((

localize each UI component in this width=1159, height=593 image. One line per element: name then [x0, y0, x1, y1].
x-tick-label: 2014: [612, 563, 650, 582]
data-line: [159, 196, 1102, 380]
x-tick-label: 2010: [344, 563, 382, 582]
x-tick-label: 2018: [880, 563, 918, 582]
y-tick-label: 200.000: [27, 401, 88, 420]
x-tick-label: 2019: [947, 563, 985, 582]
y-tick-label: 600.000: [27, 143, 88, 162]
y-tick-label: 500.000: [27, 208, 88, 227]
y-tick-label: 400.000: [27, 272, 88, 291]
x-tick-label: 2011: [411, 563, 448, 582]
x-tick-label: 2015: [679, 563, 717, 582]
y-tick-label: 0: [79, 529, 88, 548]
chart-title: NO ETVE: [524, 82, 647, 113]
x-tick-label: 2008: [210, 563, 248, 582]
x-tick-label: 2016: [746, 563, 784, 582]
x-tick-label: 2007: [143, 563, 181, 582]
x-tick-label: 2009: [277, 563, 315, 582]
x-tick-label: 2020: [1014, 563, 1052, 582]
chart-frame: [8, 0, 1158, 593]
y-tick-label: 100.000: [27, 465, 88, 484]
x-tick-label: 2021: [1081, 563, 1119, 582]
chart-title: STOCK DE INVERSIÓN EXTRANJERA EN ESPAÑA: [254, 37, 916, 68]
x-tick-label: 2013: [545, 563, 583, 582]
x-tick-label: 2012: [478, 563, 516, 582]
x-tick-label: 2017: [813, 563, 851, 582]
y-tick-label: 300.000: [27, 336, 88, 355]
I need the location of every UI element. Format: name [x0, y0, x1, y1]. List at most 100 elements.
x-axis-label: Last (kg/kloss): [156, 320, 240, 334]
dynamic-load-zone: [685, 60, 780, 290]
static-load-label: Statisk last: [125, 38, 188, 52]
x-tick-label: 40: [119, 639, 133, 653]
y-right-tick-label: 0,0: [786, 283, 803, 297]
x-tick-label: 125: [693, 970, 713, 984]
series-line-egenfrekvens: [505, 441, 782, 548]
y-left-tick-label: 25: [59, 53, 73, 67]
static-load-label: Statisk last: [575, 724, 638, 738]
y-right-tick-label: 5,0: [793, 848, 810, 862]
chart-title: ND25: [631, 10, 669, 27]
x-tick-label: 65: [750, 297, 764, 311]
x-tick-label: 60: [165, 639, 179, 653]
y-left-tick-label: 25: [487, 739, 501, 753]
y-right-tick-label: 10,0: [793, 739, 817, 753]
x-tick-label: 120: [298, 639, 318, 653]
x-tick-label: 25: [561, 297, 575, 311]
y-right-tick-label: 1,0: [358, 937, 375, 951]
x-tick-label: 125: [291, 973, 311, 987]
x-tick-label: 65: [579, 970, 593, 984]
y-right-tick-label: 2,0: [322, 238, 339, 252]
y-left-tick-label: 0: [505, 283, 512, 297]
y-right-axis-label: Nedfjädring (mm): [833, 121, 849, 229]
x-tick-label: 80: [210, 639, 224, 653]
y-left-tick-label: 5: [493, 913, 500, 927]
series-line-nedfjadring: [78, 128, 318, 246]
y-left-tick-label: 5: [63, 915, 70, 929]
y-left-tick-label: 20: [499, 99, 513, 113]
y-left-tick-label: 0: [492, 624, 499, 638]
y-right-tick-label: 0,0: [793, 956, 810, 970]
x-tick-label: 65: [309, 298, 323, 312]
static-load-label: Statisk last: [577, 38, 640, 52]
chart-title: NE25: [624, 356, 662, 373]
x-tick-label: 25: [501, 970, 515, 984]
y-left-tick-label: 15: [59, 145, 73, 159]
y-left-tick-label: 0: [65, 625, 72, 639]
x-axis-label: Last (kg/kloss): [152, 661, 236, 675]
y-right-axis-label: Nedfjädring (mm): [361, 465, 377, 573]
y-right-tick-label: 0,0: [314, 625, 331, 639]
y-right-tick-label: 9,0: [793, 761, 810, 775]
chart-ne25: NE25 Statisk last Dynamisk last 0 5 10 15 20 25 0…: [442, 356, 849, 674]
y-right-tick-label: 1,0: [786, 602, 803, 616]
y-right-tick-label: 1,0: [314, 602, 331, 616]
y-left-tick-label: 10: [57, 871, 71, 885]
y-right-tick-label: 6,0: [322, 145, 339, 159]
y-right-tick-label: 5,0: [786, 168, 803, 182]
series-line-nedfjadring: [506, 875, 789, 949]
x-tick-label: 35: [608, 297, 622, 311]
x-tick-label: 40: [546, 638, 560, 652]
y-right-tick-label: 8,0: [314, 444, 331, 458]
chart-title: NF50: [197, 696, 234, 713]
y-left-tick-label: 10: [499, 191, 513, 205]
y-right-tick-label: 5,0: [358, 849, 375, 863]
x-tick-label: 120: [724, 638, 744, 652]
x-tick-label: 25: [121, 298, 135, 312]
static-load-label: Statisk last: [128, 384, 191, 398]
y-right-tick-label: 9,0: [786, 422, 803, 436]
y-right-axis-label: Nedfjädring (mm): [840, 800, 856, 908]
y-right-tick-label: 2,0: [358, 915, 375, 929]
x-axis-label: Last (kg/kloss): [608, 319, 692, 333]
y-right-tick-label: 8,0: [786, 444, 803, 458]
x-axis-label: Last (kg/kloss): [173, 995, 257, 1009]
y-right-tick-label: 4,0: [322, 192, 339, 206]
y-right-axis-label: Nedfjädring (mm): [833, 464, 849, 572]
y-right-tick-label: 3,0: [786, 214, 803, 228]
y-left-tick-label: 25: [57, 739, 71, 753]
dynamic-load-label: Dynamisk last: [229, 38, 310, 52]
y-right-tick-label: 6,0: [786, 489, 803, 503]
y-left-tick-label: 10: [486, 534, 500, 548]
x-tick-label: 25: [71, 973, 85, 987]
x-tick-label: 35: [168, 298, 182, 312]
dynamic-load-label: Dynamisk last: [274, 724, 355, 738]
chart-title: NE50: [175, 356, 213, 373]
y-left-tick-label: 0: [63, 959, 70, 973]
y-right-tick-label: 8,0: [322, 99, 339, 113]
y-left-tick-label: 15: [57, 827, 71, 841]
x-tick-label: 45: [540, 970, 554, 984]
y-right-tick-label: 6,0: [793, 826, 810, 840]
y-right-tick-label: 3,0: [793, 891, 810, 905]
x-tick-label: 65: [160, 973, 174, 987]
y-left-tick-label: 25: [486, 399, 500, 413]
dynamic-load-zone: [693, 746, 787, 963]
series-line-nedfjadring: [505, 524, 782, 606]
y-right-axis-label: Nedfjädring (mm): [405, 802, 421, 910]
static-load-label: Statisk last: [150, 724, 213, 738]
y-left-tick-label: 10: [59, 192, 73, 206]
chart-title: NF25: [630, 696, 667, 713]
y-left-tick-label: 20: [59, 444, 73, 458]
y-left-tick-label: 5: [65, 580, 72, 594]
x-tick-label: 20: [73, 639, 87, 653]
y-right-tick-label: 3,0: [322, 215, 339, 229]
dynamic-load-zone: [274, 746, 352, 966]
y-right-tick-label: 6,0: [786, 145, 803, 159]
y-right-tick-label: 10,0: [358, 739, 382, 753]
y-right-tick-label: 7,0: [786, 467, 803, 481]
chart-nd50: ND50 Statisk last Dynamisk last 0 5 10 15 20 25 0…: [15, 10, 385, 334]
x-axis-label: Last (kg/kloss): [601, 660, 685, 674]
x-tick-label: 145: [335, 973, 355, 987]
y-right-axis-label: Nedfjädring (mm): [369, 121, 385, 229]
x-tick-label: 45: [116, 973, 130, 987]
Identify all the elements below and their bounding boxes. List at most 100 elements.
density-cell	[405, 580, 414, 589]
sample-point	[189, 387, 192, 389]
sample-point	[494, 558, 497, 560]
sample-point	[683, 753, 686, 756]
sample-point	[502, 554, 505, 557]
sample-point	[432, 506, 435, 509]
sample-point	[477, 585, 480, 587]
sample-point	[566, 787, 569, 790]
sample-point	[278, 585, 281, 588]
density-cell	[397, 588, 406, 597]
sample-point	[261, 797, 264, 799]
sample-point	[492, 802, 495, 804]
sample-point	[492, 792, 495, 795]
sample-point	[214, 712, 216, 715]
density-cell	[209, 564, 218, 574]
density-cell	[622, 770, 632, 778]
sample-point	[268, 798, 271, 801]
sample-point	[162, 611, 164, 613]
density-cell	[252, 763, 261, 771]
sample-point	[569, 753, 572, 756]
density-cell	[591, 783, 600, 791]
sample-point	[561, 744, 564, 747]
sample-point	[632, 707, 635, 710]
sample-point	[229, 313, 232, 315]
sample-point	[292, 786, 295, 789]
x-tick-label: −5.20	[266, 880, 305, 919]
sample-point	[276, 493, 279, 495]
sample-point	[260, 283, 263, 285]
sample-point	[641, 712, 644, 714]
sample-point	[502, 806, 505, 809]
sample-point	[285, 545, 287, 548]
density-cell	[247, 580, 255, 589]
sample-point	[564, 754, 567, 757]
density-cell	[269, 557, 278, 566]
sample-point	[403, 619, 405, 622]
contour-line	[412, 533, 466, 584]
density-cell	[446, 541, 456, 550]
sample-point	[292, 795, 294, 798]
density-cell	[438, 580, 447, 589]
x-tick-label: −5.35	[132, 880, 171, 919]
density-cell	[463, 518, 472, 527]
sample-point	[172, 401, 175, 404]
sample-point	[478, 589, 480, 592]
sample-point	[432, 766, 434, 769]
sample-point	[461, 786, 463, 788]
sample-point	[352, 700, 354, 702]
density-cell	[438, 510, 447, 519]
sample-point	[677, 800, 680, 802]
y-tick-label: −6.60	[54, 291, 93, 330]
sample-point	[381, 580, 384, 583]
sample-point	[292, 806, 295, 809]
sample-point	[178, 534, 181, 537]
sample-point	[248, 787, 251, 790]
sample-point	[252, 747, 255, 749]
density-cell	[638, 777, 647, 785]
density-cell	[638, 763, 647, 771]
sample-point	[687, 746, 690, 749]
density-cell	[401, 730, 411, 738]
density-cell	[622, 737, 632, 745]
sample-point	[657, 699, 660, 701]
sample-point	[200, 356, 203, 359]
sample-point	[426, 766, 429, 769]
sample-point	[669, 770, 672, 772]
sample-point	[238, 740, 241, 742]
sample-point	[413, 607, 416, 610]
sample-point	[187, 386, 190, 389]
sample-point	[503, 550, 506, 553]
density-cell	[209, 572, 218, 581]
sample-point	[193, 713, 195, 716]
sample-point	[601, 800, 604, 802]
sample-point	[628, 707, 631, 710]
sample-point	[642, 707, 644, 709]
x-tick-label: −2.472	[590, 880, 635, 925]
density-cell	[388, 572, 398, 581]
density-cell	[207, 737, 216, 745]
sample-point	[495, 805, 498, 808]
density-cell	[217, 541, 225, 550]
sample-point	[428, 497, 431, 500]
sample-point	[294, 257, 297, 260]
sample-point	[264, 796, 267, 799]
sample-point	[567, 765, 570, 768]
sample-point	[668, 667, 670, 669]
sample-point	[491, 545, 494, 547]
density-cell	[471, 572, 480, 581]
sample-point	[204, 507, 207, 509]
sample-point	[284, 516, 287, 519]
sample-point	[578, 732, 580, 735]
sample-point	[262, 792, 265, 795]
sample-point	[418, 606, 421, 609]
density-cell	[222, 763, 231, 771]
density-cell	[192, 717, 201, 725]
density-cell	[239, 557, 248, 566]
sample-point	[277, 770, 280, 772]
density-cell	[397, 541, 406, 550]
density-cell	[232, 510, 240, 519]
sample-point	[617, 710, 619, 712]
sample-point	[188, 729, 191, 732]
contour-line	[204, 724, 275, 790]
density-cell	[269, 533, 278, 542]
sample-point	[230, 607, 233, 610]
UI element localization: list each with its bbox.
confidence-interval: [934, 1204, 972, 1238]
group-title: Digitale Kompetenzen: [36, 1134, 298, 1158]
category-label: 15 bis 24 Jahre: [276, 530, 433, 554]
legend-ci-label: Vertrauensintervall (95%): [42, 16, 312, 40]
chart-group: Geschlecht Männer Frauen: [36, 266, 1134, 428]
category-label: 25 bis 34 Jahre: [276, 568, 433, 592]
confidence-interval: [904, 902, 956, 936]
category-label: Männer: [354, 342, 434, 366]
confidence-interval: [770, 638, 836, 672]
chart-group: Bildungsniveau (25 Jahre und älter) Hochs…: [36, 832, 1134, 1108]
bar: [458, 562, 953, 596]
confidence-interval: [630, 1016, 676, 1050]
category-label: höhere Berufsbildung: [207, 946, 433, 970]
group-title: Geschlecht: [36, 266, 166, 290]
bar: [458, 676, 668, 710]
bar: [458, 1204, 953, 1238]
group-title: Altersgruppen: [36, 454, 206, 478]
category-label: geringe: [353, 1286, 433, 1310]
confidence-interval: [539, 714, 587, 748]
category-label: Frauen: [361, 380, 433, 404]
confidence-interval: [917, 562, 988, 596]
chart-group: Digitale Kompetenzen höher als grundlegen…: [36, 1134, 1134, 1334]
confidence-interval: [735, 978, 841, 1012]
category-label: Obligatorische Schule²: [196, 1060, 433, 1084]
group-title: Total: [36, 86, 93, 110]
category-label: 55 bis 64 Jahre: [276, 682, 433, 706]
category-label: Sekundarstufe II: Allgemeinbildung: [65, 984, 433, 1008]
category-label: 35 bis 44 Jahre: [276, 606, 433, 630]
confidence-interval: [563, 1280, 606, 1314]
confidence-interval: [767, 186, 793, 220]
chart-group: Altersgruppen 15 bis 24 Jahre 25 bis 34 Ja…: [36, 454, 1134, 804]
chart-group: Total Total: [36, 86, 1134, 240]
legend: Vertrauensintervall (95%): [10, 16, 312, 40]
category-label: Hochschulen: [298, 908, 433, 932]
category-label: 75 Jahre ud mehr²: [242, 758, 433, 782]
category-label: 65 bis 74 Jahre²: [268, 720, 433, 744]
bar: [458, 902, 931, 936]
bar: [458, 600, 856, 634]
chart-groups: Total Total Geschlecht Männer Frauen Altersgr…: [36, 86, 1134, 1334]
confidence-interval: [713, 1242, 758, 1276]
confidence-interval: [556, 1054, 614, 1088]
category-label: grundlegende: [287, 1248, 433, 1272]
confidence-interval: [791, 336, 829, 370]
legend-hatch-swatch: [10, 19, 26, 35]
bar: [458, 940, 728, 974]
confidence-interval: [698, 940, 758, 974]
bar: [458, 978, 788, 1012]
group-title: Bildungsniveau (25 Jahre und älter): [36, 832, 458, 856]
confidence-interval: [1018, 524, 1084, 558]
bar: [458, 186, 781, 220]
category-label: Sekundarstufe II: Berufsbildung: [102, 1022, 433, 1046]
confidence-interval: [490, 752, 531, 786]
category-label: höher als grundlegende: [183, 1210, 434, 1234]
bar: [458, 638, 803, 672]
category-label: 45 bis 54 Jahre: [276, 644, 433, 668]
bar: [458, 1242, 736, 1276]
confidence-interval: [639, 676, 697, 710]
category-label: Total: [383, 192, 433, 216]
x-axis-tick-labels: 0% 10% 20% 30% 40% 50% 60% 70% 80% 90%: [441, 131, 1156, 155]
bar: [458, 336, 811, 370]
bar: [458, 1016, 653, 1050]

))

AIM: Could you give the stretch of entries from the start through the line containing "x-tick-label: 2015: [679, 563, 717, 582]" again, substituting "x-axis-tick" for "x-tick-label" and changing nothing else?

SOLVED EXERCISE:
localize each UI component in this width=1159, height=593 image. One line per element: name then [x0, y0, x1, y1].
x-axis-tick: 2014: [612, 563, 650, 582]
data-line: [159, 196, 1102, 380]
x-axis-tick: 2010: [344, 563, 382, 582]
x-axis-tick: 2018: [880, 563, 918, 582]
y-tick-label: 200.000: [27, 401, 88, 420]
x-axis-tick: 2019: [947, 563, 985, 582]
y-tick-label: 600.000: [27, 143, 88, 162]
y-tick-label: 500.000: [27, 208, 88, 227]
y-tick-label: 400.000: [27, 272, 88, 291]
x-axis-tick: 2011: [411, 563, 448, 582]
x-axis-tick: 2015: [679, 563, 717, 582]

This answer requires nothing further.